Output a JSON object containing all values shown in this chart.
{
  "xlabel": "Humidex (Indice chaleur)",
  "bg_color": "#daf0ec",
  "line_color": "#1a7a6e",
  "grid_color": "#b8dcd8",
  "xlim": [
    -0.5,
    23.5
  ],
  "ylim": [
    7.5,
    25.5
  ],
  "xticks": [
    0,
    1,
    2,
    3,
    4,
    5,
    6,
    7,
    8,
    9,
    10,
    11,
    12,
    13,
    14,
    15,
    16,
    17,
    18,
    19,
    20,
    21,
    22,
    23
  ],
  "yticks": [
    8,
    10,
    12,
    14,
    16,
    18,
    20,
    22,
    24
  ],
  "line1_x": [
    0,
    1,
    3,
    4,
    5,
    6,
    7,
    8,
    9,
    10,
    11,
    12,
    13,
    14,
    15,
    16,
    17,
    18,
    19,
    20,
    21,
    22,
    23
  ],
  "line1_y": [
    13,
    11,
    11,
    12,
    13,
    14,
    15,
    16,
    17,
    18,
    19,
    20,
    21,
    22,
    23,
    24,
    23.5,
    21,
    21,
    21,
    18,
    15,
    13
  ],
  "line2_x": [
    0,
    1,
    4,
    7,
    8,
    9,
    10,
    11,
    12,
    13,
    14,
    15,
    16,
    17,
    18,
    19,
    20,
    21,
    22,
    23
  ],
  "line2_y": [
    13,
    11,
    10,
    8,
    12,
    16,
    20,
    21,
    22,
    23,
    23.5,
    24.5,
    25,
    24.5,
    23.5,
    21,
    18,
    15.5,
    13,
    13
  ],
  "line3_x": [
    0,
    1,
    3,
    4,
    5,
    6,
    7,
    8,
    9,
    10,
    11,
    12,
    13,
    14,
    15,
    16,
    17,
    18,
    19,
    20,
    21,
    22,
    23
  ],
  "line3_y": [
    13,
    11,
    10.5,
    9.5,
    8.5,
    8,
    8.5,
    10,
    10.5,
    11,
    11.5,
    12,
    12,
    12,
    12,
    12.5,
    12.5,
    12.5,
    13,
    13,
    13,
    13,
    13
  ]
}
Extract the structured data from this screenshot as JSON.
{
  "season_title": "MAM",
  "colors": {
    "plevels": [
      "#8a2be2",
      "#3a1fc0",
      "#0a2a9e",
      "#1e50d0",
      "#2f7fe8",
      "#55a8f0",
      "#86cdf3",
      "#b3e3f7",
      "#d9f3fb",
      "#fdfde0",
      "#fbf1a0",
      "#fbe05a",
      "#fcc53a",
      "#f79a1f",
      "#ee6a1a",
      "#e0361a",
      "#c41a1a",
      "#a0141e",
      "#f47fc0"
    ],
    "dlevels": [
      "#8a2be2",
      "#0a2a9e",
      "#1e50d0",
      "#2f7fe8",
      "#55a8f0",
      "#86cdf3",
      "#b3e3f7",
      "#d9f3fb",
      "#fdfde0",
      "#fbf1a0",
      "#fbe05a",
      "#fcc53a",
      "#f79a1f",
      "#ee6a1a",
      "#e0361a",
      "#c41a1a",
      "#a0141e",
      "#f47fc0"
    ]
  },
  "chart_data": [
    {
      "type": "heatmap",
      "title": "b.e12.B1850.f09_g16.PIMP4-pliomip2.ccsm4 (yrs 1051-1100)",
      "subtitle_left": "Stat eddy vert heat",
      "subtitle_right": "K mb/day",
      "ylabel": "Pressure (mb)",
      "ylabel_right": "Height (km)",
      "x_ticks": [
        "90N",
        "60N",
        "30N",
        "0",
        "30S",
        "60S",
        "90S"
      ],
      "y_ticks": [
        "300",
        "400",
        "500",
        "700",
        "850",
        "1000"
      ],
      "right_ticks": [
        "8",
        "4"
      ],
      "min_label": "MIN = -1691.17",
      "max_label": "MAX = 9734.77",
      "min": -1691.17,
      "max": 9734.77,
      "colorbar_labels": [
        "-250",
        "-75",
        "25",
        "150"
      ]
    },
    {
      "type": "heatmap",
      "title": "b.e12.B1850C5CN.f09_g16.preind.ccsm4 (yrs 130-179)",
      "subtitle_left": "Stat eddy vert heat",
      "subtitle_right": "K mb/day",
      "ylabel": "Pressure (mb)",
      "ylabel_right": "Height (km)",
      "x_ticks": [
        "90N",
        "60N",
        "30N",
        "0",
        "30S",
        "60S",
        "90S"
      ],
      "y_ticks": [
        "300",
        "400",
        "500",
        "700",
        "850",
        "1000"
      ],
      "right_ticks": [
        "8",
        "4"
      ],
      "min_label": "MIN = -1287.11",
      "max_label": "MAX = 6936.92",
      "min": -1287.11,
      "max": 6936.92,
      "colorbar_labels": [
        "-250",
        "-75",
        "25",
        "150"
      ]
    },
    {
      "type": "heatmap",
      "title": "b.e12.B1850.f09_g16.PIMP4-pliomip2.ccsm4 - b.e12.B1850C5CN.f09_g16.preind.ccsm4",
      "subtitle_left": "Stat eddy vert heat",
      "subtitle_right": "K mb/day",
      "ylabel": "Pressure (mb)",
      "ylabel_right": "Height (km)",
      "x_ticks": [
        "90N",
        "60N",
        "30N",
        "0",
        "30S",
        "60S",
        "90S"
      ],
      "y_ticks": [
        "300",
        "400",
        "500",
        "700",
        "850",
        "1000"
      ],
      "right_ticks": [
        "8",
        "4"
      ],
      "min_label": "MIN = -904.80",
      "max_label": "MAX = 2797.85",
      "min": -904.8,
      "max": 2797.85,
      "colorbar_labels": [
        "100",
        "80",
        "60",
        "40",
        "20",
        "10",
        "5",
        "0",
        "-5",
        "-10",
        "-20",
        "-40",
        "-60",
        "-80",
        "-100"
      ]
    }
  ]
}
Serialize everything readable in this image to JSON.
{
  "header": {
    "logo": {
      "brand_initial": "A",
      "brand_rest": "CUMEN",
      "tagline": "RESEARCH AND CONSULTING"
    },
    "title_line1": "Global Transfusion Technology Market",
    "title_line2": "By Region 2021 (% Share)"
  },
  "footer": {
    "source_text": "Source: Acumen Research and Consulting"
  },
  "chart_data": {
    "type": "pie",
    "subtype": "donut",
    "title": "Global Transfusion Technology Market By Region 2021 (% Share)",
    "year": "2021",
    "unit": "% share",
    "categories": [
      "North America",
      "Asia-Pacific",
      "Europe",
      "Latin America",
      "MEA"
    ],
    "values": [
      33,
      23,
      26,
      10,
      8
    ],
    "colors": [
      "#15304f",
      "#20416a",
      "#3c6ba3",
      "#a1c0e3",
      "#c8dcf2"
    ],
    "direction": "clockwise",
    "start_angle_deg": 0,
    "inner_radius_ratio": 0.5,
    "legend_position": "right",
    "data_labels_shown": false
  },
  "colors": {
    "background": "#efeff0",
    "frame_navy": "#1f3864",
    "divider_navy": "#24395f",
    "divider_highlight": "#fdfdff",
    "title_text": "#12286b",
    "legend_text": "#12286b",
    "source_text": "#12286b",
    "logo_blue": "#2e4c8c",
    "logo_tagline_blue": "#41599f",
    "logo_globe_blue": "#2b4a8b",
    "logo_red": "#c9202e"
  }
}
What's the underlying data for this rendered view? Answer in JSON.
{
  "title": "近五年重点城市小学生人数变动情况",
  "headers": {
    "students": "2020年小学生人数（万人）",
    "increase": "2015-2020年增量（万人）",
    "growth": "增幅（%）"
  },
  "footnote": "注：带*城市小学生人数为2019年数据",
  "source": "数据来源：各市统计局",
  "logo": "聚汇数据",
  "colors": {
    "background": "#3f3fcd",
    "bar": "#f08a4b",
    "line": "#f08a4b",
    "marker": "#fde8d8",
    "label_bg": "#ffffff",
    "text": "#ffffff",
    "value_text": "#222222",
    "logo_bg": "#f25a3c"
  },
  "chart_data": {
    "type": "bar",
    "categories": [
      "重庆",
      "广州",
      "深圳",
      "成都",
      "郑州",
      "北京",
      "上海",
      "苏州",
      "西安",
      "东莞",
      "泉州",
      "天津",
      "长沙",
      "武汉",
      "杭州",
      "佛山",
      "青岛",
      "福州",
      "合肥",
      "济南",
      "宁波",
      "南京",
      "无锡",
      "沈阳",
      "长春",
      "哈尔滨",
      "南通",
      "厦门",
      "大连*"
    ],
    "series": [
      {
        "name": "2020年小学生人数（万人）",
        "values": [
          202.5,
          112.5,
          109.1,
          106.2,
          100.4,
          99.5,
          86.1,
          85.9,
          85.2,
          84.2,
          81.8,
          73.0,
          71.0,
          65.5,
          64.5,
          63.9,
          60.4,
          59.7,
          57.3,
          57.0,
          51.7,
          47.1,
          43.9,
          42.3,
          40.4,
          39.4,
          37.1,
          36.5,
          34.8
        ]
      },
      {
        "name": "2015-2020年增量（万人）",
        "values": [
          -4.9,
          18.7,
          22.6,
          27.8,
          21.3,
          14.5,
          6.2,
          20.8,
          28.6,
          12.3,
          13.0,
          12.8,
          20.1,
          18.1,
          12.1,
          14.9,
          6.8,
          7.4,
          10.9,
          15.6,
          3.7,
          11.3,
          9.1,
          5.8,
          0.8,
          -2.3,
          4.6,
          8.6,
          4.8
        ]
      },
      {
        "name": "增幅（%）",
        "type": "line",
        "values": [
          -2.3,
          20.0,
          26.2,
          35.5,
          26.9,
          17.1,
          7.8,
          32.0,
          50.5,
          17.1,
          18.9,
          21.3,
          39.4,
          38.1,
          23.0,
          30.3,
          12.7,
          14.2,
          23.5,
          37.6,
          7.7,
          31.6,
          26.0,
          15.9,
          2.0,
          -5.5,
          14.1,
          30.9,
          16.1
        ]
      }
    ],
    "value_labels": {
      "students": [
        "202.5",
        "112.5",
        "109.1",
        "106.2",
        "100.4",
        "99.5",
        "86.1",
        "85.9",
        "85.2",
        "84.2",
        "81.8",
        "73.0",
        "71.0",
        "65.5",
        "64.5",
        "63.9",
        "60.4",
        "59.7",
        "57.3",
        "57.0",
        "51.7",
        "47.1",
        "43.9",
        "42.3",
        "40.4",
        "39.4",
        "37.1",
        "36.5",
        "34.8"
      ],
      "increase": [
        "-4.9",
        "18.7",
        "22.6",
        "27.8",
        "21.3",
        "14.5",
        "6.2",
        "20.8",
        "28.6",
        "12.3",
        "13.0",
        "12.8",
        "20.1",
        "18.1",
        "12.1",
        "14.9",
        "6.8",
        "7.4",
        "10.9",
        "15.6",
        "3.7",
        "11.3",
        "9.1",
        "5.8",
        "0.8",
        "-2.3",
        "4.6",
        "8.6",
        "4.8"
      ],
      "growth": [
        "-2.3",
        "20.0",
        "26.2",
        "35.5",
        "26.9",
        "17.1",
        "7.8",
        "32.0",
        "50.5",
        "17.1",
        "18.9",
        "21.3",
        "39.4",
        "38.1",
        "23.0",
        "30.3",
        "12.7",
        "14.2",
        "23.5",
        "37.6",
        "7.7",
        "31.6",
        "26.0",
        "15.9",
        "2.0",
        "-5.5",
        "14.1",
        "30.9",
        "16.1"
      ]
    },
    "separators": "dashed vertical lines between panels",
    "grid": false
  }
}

§ WHAT NEEDS TO BE DONE: Whenever "Region" turns up in a line, pick that line out.

§ FULL SOLUTION:
    "title_line2": "By Region 2021 (% Share)"
    "title": "Global Transfusion Technology Market By Region 2021 (% Share)",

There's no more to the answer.